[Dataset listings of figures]
--- BEGIN ---
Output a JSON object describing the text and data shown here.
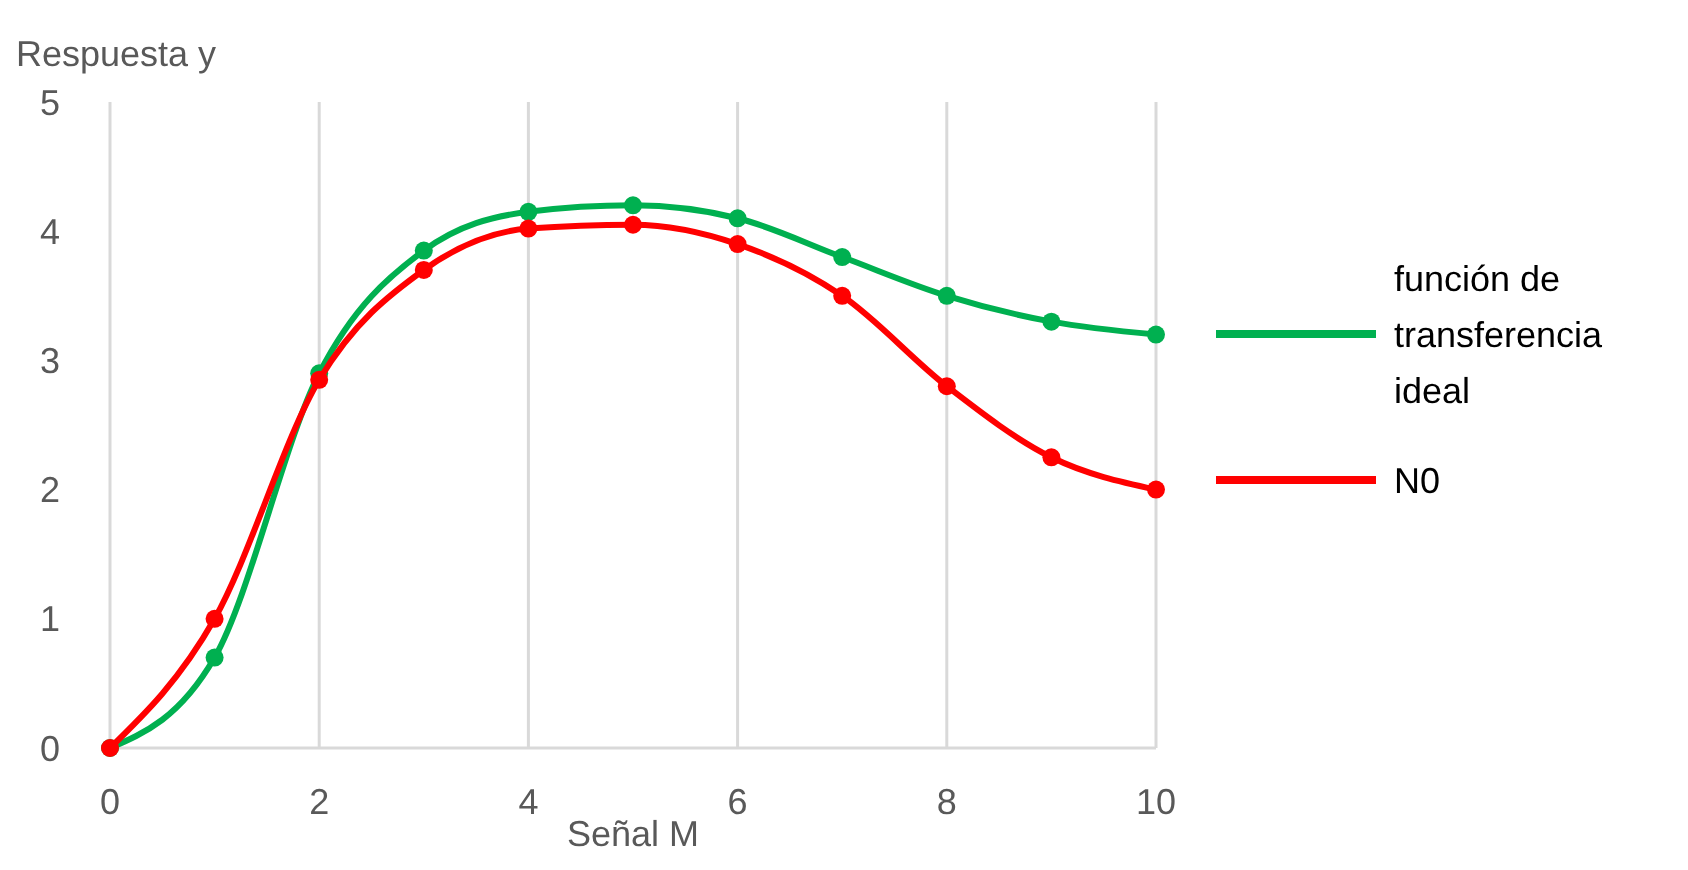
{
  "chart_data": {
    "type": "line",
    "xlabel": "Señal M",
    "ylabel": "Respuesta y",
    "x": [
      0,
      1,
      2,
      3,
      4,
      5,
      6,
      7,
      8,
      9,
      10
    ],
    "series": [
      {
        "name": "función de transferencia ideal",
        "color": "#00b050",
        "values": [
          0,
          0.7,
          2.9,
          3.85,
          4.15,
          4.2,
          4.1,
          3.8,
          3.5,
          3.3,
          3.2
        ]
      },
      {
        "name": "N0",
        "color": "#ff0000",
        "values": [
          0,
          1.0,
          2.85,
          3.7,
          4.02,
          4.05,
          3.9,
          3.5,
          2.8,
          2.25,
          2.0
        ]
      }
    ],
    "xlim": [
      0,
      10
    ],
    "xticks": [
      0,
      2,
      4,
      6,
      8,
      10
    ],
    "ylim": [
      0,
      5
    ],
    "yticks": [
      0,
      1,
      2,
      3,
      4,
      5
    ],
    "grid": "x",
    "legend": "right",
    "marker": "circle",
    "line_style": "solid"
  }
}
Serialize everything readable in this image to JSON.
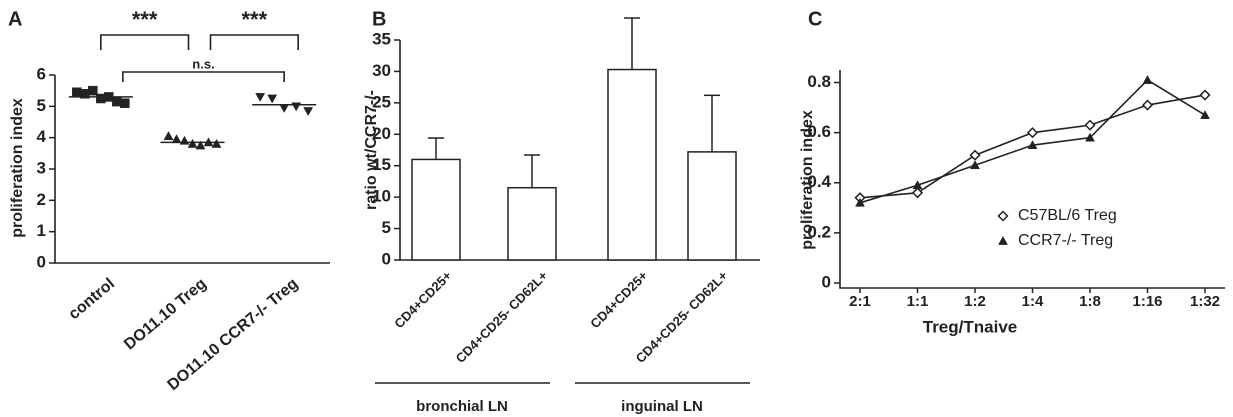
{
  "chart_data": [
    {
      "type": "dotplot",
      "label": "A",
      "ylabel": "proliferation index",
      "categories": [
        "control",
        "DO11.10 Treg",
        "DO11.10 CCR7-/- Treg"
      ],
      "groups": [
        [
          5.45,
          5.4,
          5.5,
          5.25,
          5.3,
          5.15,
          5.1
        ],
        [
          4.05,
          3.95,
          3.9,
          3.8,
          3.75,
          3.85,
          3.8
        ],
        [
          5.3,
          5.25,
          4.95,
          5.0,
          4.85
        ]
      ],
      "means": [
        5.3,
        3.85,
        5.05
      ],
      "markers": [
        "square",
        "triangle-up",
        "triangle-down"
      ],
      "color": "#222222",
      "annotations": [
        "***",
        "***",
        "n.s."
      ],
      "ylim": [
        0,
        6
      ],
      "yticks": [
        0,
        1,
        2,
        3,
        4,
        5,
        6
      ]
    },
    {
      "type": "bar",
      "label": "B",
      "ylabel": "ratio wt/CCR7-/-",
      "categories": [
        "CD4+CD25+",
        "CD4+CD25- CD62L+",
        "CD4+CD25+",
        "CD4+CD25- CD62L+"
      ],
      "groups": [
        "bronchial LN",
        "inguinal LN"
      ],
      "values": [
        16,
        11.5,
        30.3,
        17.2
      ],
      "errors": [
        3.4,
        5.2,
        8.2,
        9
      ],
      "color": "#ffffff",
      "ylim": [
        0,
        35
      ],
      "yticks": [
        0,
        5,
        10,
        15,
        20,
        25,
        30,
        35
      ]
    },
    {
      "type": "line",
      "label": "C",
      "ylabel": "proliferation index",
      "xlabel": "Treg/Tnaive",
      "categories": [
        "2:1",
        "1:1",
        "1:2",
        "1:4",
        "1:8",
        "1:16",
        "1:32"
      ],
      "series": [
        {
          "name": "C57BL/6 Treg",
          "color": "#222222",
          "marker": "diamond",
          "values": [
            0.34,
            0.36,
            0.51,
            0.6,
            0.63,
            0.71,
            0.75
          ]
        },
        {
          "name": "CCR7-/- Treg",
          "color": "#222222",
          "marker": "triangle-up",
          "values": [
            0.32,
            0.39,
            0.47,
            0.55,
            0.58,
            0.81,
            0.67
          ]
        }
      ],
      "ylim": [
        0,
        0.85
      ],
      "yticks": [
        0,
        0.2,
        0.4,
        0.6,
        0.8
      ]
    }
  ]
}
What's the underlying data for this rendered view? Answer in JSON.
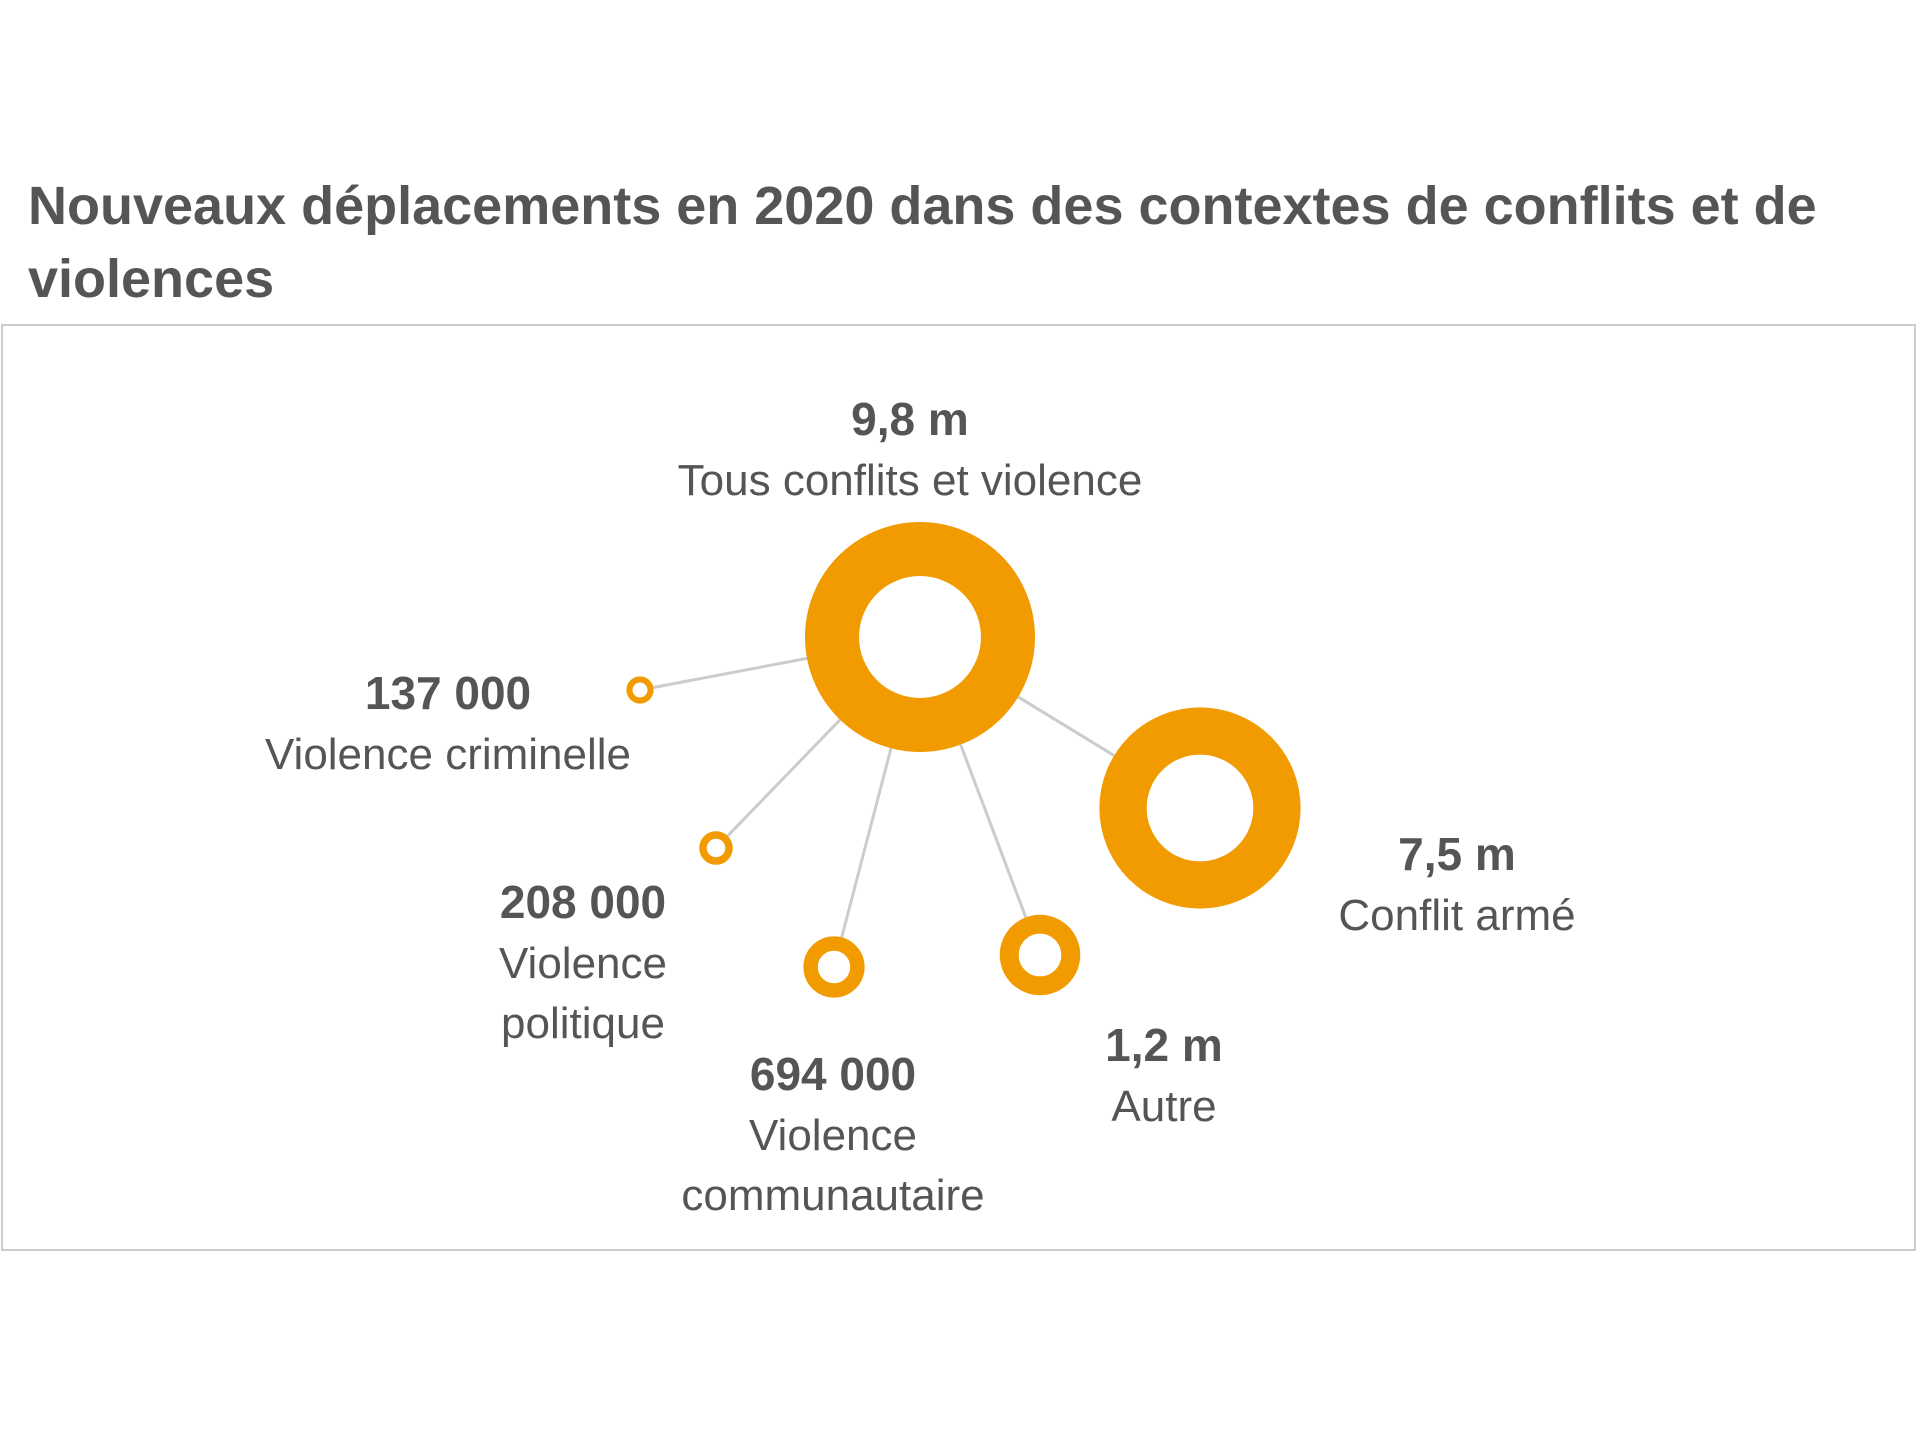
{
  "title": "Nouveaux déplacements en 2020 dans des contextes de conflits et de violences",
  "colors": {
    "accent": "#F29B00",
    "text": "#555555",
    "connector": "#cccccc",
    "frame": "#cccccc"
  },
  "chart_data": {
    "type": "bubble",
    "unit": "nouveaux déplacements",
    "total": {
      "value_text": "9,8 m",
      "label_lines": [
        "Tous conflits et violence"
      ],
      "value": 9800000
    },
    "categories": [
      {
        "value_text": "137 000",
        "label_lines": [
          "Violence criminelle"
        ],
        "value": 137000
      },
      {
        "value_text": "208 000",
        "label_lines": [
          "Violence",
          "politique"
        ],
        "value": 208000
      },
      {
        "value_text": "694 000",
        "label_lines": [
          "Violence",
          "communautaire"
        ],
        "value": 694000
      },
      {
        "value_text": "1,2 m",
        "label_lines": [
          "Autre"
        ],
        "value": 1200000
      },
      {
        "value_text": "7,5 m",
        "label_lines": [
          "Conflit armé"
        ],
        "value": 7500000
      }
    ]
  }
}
--- END ---
§ Work to complete
Copy every record above exactly, leaving out any pictures.

§ Worked solution
Output a JSON object describing the text and data shown here.
{
  "chart_data": {
    "type": "line",
    "xlabel": "Señal M",
    "ylabel": "Respuesta y",
    "x": [
      0,
      1,
      2,
      3,
      4,
      5,
      6,
      7,
      8,
      9,
      10
    ],
    "series": [
      {
        "name": "función de transferencia ideal",
        "color": "#00b050",
        "values": [
          0,
          0.7,
          2.9,
          3.85,
          4.15,
          4.2,
          4.1,
          3.8,
          3.5,
          3.3,
          3.2
        ]
      },
      {
        "name": "N0",
        "color": "#ff0000",
        "values": [
          0,
          1.0,
          2.85,
          3.7,
          4.02,
          4.05,
          3.9,
          3.5,
          2.8,
          2.25,
          2.0
        ]
      }
    ],
    "xlim": [
      0,
      10
    ],
    "xticks": [
      0,
      2,
      4,
      6,
      8,
      10
    ],
    "ylim": [
      0,
      5
    ],
    "yticks": [
      0,
      1,
      2,
      3,
      4,
      5
    ],
    "grid": "x",
    "legend": "right",
    "marker": "circle",
    "line_style": "solid"
  }
}
Serialize everything readable in this image to JSON.
{
  "chart_data": [
    {
      "type": "dotplot",
      "label": "A",
      "ylabel": "proliferation index",
      "categories": [
        "control",
        "DO11.10 Treg",
        "DO11.10 CCR7-/- Treg"
      ],
      "groups": [
        [
          5.45,
          5.4,
          5.5,
          5.25,
          5.3,
          5.15,
          5.1
        ],
        [
          4.05,
          3.95,
          3.9,
          3.8,
          3.75,
          3.85,
          3.8
        ],
        [
          5.3,
          5.25,
          4.95,
          5.0,
          4.85
        ]
      ],
      "means": [
        5.3,
        3.85,
        5.05
      ],
      "markers": [
        "square",
        "triangle-up",
        "triangle-down"
      ],
      "color": "#222222",
      "annotations": [
        "***",
        "***",
        "n.s."
      ],
      "ylim": [
        0,
        6
      ],
      "yticks": [
        0,
        1,
        2,
        3,
        4,
        5,
        6
      ]
    },
    {
      "type": "bar",
      "label": "B",
      "ylabel": "ratio wt/CCR7-/-",
      "categories": [
        "CD4+CD25+",
        "CD4+CD25- CD62L+",
        "CD4+CD25+",
        "CD4+CD25- CD62L+"
      ],
      "groups": [
        "bronchial LN",
        "inguinal LN"
      ],
      "values": [
        16,
        11.5,
        30.3,
        17.2
      ],
      "errors": [
        3.4,
        5.2,
        8.2,
        9
      ],
      "color": "#ffffff",
      "ylim": [
        0,
        35
      ],
      "yticks": [
        0,
        5,
        10,
        15,
        20,
        25,
        30,
        35
      ]
    },
    {
      "type": "line",
      "label": "C",
      "ylabel": "proliferation index",
      "xlabel": "Treg/Tnaive",
      "categories": [
        "2:1",
        "1:1",
        "1:2",
        "1:4",
        "1:8",
        "1:16",
        "1:32"
      ],
      "series": [
        {
          "name": "C57BL/6 Treg",
          "color": "#222222",
          "marker": "diamond",
          "values": [
            0.34,
            0.36,
            0.51,
            0.6,
            0.63,
            0.71,
            0.75
          ]
        },
        {
          "name": "CCR7-/- Treg",
          "color": "#222222",
          "marker": "triangle-up",
          "values": [
            0.32,
            0.39,
            0.47,
            0.55,
            0.58,
            0.81,
            0.67
          ]
        }
      ],
      "ylim": [
        0,
        0.85
      ],
      "yticks": [
        0,
        0.2,
        0.4,
        0.6,
        0.8
      ]
    }
  ]
}
What's the underlying data for this rendered view? Answer in JSON.
{
  "title": "Nouveaux déplacements en 2020 dans des contextes de conflits et de violences",
  "colors": {
    "accent": "#F29B00",
    "text": "#555555",
    "connector": "#cccccc",
    "frame": "#cccccc"
  },
  "chart_data": {
    "type": "bubble",
    "unit": "nouveaux déplacements",
    "total": {
      "value_text": "9,8 m",
      "label_lines": [
        "Tous conflits et violence"
      ],
      "value": 9800000
    },
    "categories": [
      {
        "value_text": "137 000",
        "label_lines": [
          "Violence criminelle"
        ],
        "value": 137000
      },
      {
        "value_text": "208 000",
        "label_lines": [
          "Violence",
          "politique"
        ],
        "value": 208000
      },
      {
        "value_text": "694 000",
        "label_lines": [
          "Violence",
          "communautaire"
        ],
        "value": 694000
      },
      {
        "value_text": "1,2 m",
        "label_lines": [
          "Autre"
        ],
        "value": 1200000
      },
      {
        "value_text": "7,5 m",
        "label_lines": [
          "Conflit armé"
        ],
        "value": 7500000
      }
    ]
  }
}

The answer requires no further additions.